» **TEXTE FOURNI**:

___

On oublie l’avenir

On a déjà observé que le français au Québec se délite un mot après l’autre et qu’il subit une influence imparable de l’anglais. Un nouveau programme — ou la publicité l’entourant — illustre le phénomène.

On fait de moins en moins la distinction entre les deux substantifs «avenir» et «futur». L’Académie française la fait. C’est dire que le gouvernement fédéral et le premier ministre ne prennent pas grands risques en proclamant : «Un futur plus propre» = «A cleaner future», si on scrute la promesse avec le prisme du français. L’Académie précise «Avenir désigne une époque que connaîtront ceux qui vivent aujourd’hui, alors que le futur renvoie à un temps plus lointain, qui appartiendra aux générations qui nous suivront». Une traductrice des Nations unies, Myriam de Beaulieu, écrit à propos du choix à faire : «On en oublie la nuance… au point de sembler nous catapulter dans un avenir lointain, dans un décor de science-fiction». Le français fédéral canadien ignore cette subtilité. Même les Québécois ont de la difficulté à la garder à l’esprit tant est décisive l’influence de l’anglais en Amérique. Pourtant l’amélioration du français ici suppose qu’on y aille un mot après l’autre.

___

» **DONNÉES FOURNIES**:
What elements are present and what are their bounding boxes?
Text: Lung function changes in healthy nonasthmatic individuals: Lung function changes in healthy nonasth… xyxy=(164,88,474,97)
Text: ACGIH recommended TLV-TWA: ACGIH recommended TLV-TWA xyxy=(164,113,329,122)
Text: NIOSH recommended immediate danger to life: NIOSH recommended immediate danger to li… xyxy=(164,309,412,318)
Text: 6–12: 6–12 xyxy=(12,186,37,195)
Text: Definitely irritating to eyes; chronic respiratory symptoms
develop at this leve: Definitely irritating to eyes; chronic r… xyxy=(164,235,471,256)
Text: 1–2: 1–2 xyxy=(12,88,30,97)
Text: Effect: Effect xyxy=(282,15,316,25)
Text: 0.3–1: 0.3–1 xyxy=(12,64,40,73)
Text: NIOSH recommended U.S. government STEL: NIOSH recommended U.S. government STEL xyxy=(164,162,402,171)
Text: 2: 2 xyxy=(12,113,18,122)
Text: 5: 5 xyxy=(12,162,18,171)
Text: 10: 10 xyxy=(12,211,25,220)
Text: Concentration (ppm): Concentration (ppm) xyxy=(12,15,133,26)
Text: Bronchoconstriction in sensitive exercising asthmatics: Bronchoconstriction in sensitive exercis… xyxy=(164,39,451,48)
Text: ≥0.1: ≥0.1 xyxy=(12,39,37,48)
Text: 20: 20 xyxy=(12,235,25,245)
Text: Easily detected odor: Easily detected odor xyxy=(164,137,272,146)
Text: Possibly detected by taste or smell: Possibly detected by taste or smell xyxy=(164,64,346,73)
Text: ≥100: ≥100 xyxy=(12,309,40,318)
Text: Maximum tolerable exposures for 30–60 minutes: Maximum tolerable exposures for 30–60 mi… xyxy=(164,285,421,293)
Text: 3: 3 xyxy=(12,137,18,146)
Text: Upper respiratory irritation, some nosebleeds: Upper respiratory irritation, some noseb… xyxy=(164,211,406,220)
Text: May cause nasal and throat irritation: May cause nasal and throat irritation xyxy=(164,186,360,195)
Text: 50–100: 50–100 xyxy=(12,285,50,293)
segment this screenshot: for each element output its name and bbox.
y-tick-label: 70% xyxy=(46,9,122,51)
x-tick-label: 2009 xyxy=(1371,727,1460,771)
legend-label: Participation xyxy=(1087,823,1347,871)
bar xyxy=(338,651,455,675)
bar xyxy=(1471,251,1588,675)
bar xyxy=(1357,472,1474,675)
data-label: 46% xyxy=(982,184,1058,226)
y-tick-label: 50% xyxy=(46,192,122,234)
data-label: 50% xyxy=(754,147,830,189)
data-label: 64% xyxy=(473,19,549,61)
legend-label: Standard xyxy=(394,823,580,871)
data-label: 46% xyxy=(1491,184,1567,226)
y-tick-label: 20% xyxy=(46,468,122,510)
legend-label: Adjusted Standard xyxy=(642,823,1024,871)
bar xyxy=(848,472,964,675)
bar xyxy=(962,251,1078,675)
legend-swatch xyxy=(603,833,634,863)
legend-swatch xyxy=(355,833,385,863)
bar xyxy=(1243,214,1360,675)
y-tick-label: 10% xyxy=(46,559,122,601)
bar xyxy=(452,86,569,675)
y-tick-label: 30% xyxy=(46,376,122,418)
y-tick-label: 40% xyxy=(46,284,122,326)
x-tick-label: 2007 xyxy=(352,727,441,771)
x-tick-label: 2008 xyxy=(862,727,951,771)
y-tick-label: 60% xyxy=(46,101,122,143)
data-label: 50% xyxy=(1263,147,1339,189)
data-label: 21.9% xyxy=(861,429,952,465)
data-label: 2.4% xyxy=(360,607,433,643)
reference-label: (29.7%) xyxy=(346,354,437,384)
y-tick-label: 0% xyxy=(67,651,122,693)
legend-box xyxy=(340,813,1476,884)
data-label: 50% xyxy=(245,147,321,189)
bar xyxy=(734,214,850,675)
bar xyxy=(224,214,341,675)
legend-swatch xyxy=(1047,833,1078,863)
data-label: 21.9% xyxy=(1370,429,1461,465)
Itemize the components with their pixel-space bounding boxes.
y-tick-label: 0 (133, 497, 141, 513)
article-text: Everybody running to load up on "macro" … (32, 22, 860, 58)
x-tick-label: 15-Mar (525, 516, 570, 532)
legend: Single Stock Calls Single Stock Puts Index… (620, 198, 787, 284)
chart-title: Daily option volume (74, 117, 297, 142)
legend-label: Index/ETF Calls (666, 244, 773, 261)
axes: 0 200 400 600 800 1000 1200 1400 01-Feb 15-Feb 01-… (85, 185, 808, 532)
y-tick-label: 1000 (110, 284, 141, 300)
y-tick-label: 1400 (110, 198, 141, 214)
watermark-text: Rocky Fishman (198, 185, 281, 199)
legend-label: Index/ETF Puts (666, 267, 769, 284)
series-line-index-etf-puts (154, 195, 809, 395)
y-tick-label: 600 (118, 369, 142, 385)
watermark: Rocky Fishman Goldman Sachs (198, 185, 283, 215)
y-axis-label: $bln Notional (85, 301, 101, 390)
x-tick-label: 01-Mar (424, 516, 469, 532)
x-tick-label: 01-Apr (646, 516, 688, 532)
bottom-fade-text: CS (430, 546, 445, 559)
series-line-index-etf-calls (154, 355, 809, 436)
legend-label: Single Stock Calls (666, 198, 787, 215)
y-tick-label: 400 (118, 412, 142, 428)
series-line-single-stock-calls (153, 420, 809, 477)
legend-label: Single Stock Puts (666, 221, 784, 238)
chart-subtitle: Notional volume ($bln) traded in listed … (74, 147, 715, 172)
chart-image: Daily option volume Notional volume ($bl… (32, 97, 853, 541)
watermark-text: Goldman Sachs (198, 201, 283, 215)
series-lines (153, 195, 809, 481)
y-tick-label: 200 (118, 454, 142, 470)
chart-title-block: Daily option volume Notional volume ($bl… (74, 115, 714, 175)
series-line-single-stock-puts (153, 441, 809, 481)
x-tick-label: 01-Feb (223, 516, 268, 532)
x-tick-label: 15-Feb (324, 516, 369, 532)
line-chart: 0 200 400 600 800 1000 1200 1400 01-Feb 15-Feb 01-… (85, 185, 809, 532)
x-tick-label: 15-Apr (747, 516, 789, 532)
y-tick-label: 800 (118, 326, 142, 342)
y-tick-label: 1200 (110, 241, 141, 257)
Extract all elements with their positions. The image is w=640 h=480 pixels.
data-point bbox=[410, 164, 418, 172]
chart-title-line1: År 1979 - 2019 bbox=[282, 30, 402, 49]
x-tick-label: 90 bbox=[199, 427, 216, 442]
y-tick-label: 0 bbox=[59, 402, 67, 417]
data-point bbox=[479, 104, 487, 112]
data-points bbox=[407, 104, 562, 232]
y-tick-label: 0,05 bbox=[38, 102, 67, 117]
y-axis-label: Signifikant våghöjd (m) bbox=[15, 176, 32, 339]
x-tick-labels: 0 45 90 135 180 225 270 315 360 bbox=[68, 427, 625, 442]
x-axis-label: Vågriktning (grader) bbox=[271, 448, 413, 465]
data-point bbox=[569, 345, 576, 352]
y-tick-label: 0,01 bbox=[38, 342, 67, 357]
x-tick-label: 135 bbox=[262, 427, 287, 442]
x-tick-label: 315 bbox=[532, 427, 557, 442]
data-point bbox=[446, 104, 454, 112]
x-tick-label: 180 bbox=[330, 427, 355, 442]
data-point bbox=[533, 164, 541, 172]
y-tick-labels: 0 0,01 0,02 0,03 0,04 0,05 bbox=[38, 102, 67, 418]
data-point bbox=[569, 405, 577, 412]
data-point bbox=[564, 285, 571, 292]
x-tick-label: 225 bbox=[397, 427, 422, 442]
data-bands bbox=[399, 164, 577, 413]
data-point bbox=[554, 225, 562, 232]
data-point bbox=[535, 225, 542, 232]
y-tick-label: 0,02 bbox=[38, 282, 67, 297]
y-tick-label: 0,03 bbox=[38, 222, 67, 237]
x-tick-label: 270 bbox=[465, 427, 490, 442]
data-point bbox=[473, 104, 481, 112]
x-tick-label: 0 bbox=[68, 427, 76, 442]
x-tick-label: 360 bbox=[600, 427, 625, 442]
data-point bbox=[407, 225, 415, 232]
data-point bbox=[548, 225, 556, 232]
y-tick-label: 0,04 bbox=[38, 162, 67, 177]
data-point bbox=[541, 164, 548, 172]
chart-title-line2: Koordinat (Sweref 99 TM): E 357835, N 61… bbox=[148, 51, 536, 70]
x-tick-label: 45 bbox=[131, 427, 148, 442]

___

» **ÉNONCÉ DÉTAILLÉ**: D’après le texte fourni, quelle distinction l’Académie française établit-elle entre « avenir » et « futur » ?

» **RÉSULTAT**: « Avenir » désigne une époque que connaîtront ceux qui vivent aujourd’hui, alors que « futur » renvoie à un temps plus lointain, qui appartiendra aux générations suivantes.